- Aim of the exercise
The listing below should be printed exactly, every line of it. Skip the pictures.

----

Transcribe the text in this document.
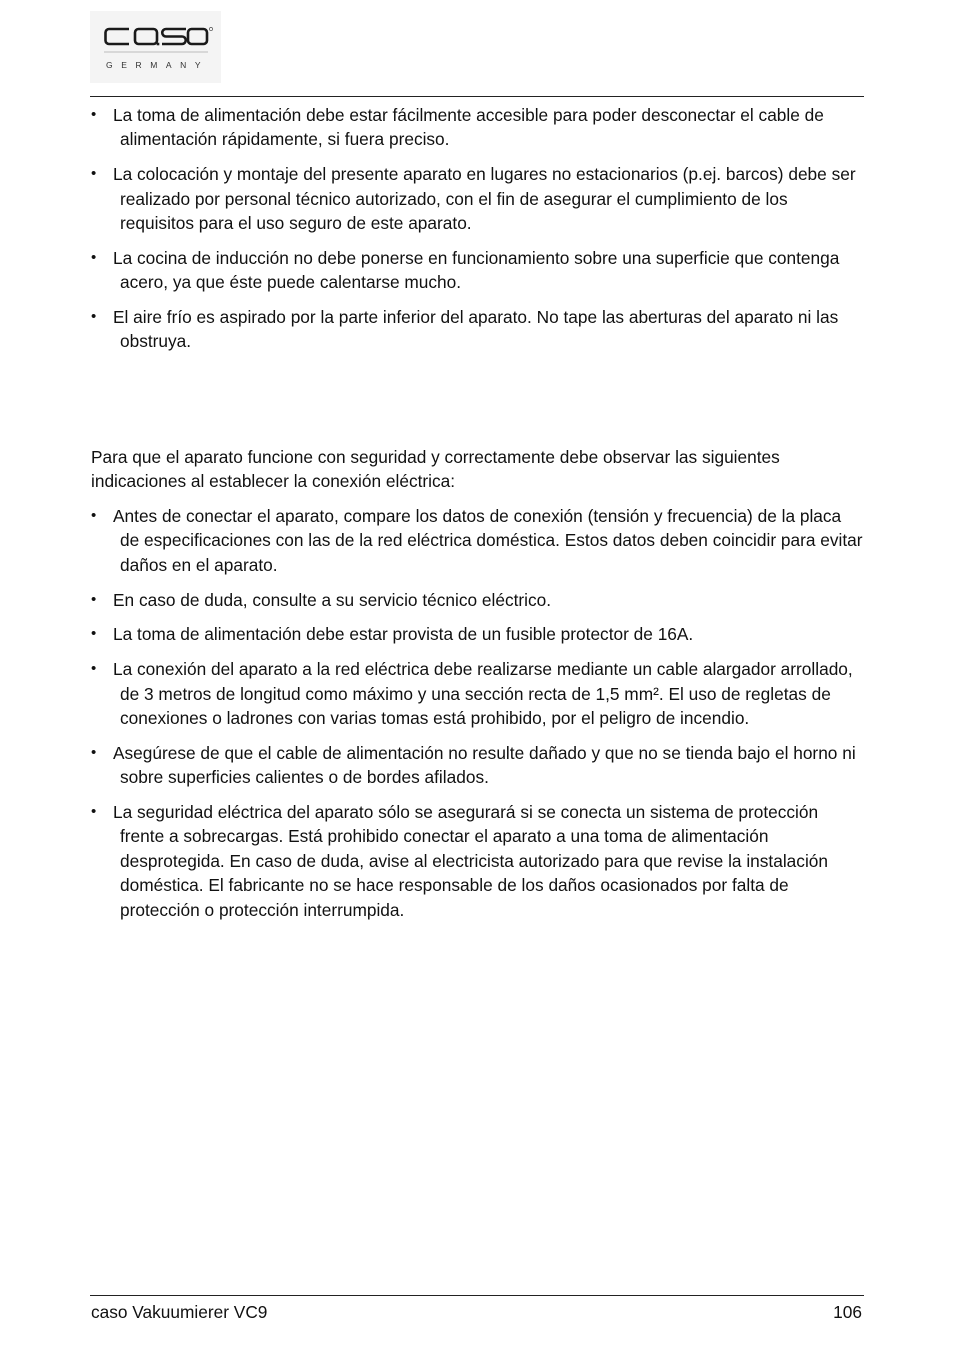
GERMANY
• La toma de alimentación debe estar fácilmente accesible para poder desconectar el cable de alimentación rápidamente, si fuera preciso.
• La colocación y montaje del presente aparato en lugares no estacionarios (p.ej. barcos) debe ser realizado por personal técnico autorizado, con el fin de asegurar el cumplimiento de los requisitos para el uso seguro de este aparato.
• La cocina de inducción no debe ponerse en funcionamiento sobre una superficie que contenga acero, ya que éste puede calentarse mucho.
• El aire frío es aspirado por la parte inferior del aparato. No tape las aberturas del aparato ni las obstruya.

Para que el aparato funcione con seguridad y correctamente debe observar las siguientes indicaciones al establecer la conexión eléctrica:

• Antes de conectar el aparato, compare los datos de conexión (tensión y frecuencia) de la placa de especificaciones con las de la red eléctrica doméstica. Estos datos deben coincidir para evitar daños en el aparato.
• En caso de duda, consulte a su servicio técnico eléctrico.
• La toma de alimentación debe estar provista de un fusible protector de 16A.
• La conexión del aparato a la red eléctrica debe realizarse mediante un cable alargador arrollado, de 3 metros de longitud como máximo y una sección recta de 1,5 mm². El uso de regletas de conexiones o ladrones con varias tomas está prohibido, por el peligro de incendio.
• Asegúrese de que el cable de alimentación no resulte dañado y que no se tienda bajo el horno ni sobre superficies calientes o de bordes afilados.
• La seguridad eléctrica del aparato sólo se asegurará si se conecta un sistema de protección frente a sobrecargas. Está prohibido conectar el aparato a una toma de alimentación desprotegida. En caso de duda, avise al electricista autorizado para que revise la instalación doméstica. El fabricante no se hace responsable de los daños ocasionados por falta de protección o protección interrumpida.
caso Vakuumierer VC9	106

----

- Written solution
Transcribe the text in this document.
GERMANY
• La toma de alimentación debe estar fácilmente accesible para poder desconectar el cable de alimentación rápidamente, si fuera preciso.
• La colocación y montaje del presente aparato en lugares no estacionarios (p.ej. barcos) debe ser realizado por personal técnico autorizado, con el fin de asegurar el cumplimiento de los requisitos para el uso seguro de este aparato.
• La cocina de inducción no debe ponerse en funcionamiento sobre una superficie que contenga acero, ya que éste puede calentarse mucho.
• El aire frío es aspirado por la parte inferior del aparato. No tape las aberturas del aparato ni las obstruya.

Para que el aparato funcione con seguridad y correctamente debe observar las siguientes indicaciones al establecer la conexión eléctrica:

• Antes de conectar el aparato, compare los datos de conexión (tensión y frecuencia) de la placa de especificaciones con las de la red eléctrica doméstica. Estos datos deben coincidir para evitar daños en el aparato.
• En caso de duda, consulte a su servicio técnico eléctrico.
• La toma de alimentación debe estar provista de un fusible protector de 16A.
• La conexión del aparato a la red eléctrica debe realizarse mediante un cable alargador arrollado, de 3 metros de longitud como máximo y una sección recta de 1,5 mm². El uso de regletas de conexiones o ladrones con varias tomas está prohibido, por el peligro de incendio.
• Asegúrese de que el cable de alimentación no resulte dañado y que no se tienda bajo el horno ni sobre superficies calientes o de bordes afilados.
• La seguridad eléctrica del aparato sólo se asegurará si se conecta un sistema de protección frente a sobrecargas. Está prohibido conectar el aparato a una toma de alimentación desprotegida. En caso de duda, avise al electricista autorizado para que revise la instalación doméstica. El fabricante no se hace responsable de los daños ocasionados por falta de protección o protección interrumpida.
caso Vakuumierer VC9	106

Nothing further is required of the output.